> WHAT YOU HAVE TO DO: Leave out any pictures and transcribe all other data below exactly.

• • • • • • •

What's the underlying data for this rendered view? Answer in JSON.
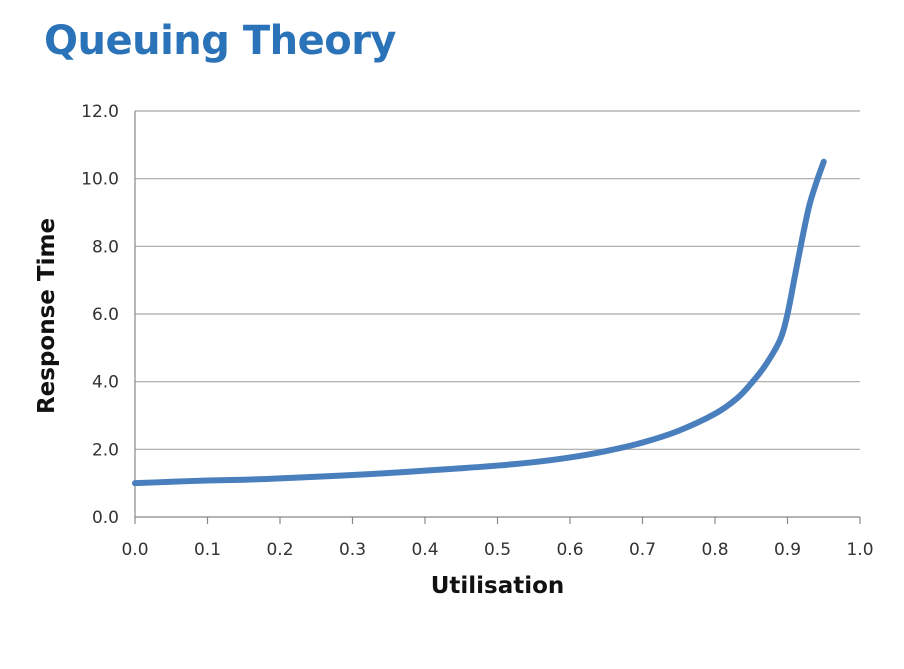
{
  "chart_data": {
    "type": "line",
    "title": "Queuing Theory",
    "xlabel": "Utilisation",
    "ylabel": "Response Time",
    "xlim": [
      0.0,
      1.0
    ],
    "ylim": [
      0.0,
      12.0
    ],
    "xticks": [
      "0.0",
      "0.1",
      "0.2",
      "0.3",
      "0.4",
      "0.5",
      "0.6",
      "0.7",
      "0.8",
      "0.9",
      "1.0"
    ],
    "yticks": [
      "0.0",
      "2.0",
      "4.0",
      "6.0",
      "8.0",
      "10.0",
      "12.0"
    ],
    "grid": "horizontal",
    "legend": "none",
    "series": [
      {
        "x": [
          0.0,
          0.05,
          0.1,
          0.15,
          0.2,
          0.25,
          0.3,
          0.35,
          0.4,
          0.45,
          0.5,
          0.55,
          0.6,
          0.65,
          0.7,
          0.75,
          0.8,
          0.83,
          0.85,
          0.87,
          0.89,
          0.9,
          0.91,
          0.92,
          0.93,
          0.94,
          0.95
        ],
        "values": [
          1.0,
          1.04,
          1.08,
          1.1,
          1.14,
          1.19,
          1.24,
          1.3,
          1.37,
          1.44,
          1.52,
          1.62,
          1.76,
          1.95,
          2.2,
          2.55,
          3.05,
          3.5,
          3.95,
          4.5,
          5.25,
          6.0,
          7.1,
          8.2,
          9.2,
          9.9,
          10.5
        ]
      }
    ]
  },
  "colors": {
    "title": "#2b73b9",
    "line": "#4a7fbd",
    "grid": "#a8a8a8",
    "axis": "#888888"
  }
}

• • • • • • •

> REPLY:
What's the underlying data for this rendered view? Answer in JSON.
{
  "chart_data": {
    "type": "line",
    "title": "Queuing Theory",
    "xlabel": "Utilisation",
    "ylabel": "Response Time",
    "xlim": [
      0.0,
      1.0
    ],
    "ylim": [
      0.0,
      12.0
    ],
    "xticks": [
      "0.0",
      "0.1",
      "0.2",
      "0.3",
      "0.4",
      "0.5",
      "0.6",
      "0.7",
      "0.8",
      "0.9",
      "1.0"
    ],
    "yticks": [
      "0.0",
      "2.0",
      "4.0",
      "6.0",
      "8.0",
      "10.0",
      "12.0"
    ],
    "grid": "horizontal",
    "legend": "none",
    "series": [
      {
        "x": [
          0.0,
          0.05,
          0.1,
          0.15,
          0.2,
          0.25,
          0.3,
          0.35,
          0.4,
          0.45,
          0.5,
          0.55,
          0.6,
          0.65,
          0.7,
          0.75,
          0.8,
          0.83,
          0.85,
          0.87,
          0.89,
          0.9,
          0.91,
          0.92,
          0.93,
          0.94,
          0.95
        ],
        "values": [
          1.0,
          1.04,
          1.08,
          1.1,
          1.14,
          1.19,
          1.24,
          1.3,
          1.37,
          1.44,
          1.52,
          1.62,
          1.76,
          1.95,
          2.2,
          2.55,
          3.05,
          3.5,
          3.95,
          4.5,
          5.25,
          6.0,
          7.1,
          8.2,
          9.2,
          9.9,
          10.5
        ]
      }
    ]
  },
  "colors": {
    "title": "#2b73b9",
    "line": "#4a7fbd",
    "grid": "#a8a8a8",
    "axis": "#888888"
  }
}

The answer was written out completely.